→ **Supplied records**
********
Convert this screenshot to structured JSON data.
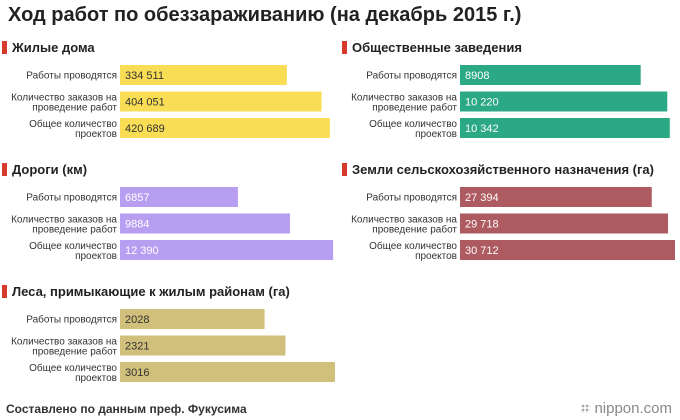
{
  "title": "Ход работ по обеззараживанию (на декабрь 2015 г.)",
  "footer": "Составлено по данным преф. Фукусима",
  "logo": "nippon.com",
  "chart_data": [
    {
      "type": "bar",
      "title": "Жилые дома",
      "color": "#f8dd55",
      "categories": [
        "Работы проводятся",
        "Количество заказов на проведение работ",
        "Общее количество проектов"
      ],
      "category_lines": [
        [
          "Работы проводятся"
        ],
        [
          "Количество заказов на",
          "проведение работ"
        ],
        [
          "Общее количество",
          "проектов"
        ]
      ],
      "values": [
        334511,
        404051,
        420689
      ],
      "value_labels": [
        "334 511",
        "404 051",
        "420 689"
      ],
      "xlim": [
        0,
        431000
      ]
    },
    {
      "type": "bar",
      "title": "Общественные заведения",
      "color": "#2ba884",
      "categories": [
        "Работы проводятся",
        "Количество заказов на проведение работ",
        "Общее количество проектов"
      ],
      "category_lines": [
        [
          "Работы проводятся"
        ],
        [
          "Количество заказов на",
          "проведение работ"
        ],
        [
          "Общее количество",
          "проектов"
        ]
      ],
      "values": [
        8908,
        10220,
        10342
      ],
      "value_labels": [
        "8908",
        "10 220",
        "10 342"
      ],
      "xlim": [
        0,
        10600
      ]
    },
    {
      "type": "bar",
      "title": "Дороги (км)",
      "color": "#b79ef0",
      "categories": [
        "Работы проводятся",
        "Количество заказов на проведение работ",
        "Общее количество проектов"
      ],
      "category_lines": [
        [
          "Работы проводятся"
        ],
        [
          "Количество заказов на",
          "проведение работ"
        ],
        [
          "Общее количество",
          "проектов"
        ]
      ],
      "values": [
        6857,
        9884,
        12390
      ],
      "value_labels": [
        "6857",
        "9884",
        "12 390"
      ],
      "xlim": [
        0,
        12500
      ]
    },
    {
      "type": "bar",
      "title": "Земли сельскохозяйственного назначения (га)",
      "color": "#ad5a60",
      "categories": [
        "Работы проводятся",
        "Количество заказов на проведение работ",
        "Общее количество проектов"
      ],
      "category_lines": [
        [
          "Работы проводятся"
        ],
        [
          "Количество заказов на",
          "проведение работ"
        ],
        [
          "Общее количество",
          "проектов"
        ]
      ],
      "values": [
        27394,
        29718,
        30712
      ],
      "value_labels": [
        "27 394",
        "29 718",
        "30 712"
      ],
      "xlim": [
        0,
        30712
      ]
    },
    {
      "type": "bar",
      "title": "Леса, примыкающие к жилым районам (га)",
      "color": "#d1c07b",
      "categories": [
        "Работы проводятся",
        "Количество заказов на проведение работ",
        "Общее количество проектов"
      ],
      "category_lines": [
        [
          "Работы проводятся"
        ],
        [
          "Количество заказов на",
          "проведение работ"
        ],
        [
          "Общее количество",
          "проектов"
        ]
      ],
      "values": [
        2028,
        2321,
        3016
      ],
      "value_labels": [
        "2028",
        "2321",
        "3016"
      ],
      "xlim": [
        0,
        3016
      ]
    }
  ]
}
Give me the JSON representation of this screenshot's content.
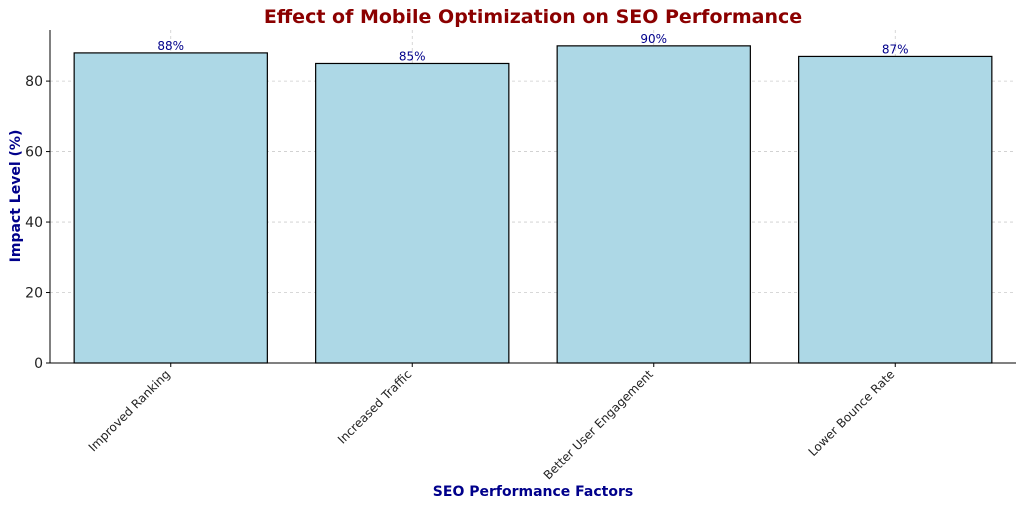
{
  "chart_data": {
    "type": "bar",
    "title": "Effect of Mobile Optimization on SEO Performance",
    "xlabel": "SEO Performance Factors",
    "ylabel": "Impact Level (%)",
    "categories": [
      "Improved Ranking",
      "Increased Traffic",
      "Better User Engagement",
      "Lower Bounce Rate"
    ],
    "values": [
      88,
      85,
      90,
      87
    ],
    "data_labels": [
      "88%",
      "85%",
      "90%",
      "87%"
    ],
    "ylim": [
      0,
      94.5
    ],
    "yticks": [
      0,
      20,
      40,
      60,
      80
    ],
    "ytick_labels": [
      "0",
      "20",
      "40",
      "60",
      "80"
    ],
    "grid": true,
    "colors": {
      "bar_fill": "#add8e6",
      "bar_edge": "#000000",
      "title": "#8b0000",
      "axis_label": "#00008b",
      "data_label": "#00008b",
      "grid": "#cccccc"
    }
  }
}
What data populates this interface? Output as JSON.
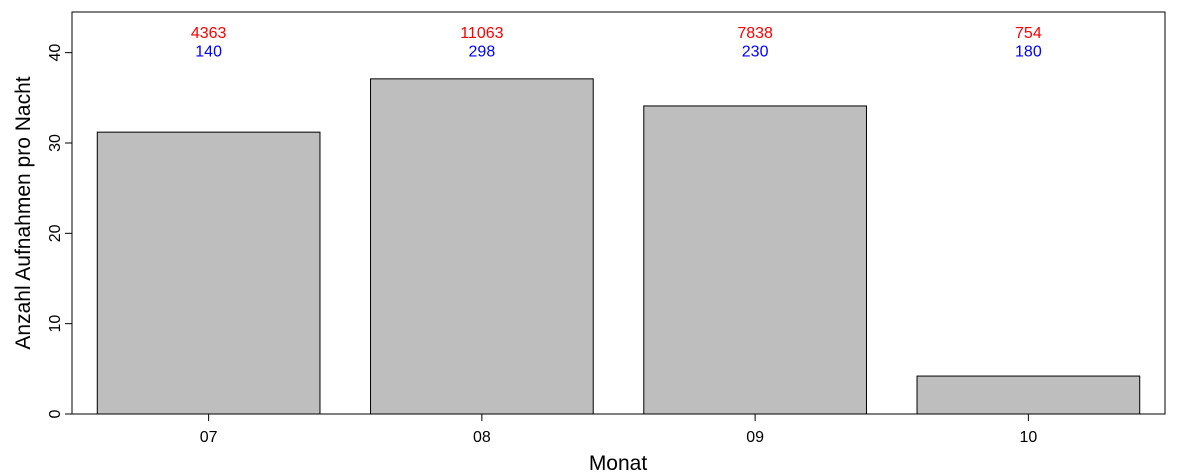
{
  "chart_data": {
    "type": "bar",
    "title": "",
    "xlabel": "Monat",
    "ylabel": "Anzahl Aufnahmen pro Nacht",
    "categories": [
      "07",
      "08",
      "09",
      "10"
    ],
    "values": [
      31.2,
      37.1,
      34.1,
      4.2
    ],
    "ylim": [
      0,
      44.5
    ],
    "yticks": [
      "0",
      "10",
      "20",
      "30",
      "40"
    ],
    "bar_color": "#bebebe",
    "grid": false,
    "annotations": {
      "top": {
        "color": "#ff0000",
        "values": [
          "4363",
          "11063",
          "7838",
          "754"
        ]
      },
      "bottom": {
        "color": "#0000ff",
        "values": [
          "140",
          "298",
          "230",
          "180"
        ]
      }
    }
  }
}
********
Only the number is wanted: how many lines in the data include the string "this"?

→ **Full output**
3